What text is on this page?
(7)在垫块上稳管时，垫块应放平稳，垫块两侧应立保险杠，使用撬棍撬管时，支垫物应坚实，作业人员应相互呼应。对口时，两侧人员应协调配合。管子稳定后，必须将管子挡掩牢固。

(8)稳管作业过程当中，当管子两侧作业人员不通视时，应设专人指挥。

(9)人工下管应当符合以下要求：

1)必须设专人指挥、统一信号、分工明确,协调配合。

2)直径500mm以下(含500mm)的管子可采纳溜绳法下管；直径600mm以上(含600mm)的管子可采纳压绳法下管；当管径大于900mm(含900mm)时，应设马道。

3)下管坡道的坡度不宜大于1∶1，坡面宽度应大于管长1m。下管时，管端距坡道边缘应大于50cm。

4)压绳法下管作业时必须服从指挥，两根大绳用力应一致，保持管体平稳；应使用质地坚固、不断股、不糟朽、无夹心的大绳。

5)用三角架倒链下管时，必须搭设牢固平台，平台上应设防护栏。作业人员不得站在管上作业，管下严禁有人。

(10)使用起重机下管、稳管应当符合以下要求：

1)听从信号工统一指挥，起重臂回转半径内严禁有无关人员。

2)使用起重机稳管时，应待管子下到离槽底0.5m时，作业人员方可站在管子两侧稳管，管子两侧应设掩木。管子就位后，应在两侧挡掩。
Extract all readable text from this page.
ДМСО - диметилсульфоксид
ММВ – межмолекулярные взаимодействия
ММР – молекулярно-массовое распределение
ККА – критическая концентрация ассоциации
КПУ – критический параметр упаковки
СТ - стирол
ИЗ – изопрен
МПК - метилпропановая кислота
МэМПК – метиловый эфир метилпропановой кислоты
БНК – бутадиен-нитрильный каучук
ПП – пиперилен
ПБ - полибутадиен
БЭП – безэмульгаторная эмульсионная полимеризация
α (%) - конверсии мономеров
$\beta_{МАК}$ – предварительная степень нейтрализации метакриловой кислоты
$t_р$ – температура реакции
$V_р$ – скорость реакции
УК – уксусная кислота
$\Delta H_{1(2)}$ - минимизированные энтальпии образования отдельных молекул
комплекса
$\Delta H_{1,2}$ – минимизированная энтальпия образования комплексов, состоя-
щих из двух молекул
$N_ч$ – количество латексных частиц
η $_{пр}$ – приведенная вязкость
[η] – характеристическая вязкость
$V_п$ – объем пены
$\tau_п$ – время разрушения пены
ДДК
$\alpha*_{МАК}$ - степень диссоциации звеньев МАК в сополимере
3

============================================================

INSTRUCTIONS FOR THE TASK
Repeat the material in full, exactly as it stands.

SOLUTION
What text is on this page?
(7)在垫块上稳管时，垫块应放平稳，垫块两侧应立保险杠，使用撬棍撬管时，支垫物应坚实，作业人员应相互呼应。对口时，两侧人员应协调配合。管子稳定后，必须将管子挡掩牢固。

(8)稳管作业过程当中，当管子两侧作业人员不通视时，应设专人指挥。

(9)人工下管应当符合以下要求：

1)必须设专人指挥、统一信号、分工明确,协调配合。

2)直径500mm以下(含500mm)的管子可采纳溜绳法下管；直径600mm以上(含600mm)的管子可采纳压绳法下管；当管径大于900mm(含900mm)时，应设马道。

3)下管坡道的坡度不宜大于1∶1，坡面宽度应大于管长1m。下管时，管端距坡道边缘应大于50cm。

4)压绳法下管作业时必须服从指挥，两根大绳用力应一致，保持管体平稳；应使用质地坚固、不断股、不糟朽、无夹心的大绳。

5)用三角架倒链下管时，必须搭设牢固平台，平台上应设防护栏。作业人员不得站在管上作业，管下严禁有人。

(10)使用起重机下管、稳管应当符合以下要求：

1)听从信号工统一指挥，起重臂回转半径内严禁有无关人员。

2)使用起重机稳管时，应待管子下到离槽底0.5m时，作业人员方可站在管子两侧稳管，管子两侧应设掩木。管子就位后，应在两侧挡掩。
Extract all readable text from this page.
ДМСО - диметилсульфоксид
ММВ – межмолекулярные взаимодействия
ММР – молекулярно-массовое распределение
ККА – критическая концентрация ассоциации
КПУ – критический параметр упаковки
СТ - стирол
ИЗ – изопрен
МПК - метилпропановая кислота
МэМПК – метиловый эфир метилпропановой кислоты
БНК – бутадиен-нитрильный каучук
ПП – пиперилен
ПБ - полибутадиен
БЭП – безэмульгаторная эмульсионная полимеризация
α (%) - конверсии мономеров
$\beta_{МАК}$ – предварительная степень нейтрализации метакриловой кислоты
$t_р$ – температура реакции
$V_р$ – скорость реакции
УК – уксусная кислота
$\Delta H_{1(2)}$ - минимизированные энтальпии образования отдельных молекул
комплекса
$\Delta H_{1,2}$ – минимизированная энтальпия образования комплексов, состоя-
щих из двух молекул
$N_ч$ – количество латексных частиц
η $_{пр}$ – приведенная вязкость
[η] – характеристическая вязкость
$V_п$ – объем пены
$\tau_п$ – время разрушения пены
ДДК
$\alpha*_{МАК}$ - степень диссоциации звеньев МАК в сополимере
3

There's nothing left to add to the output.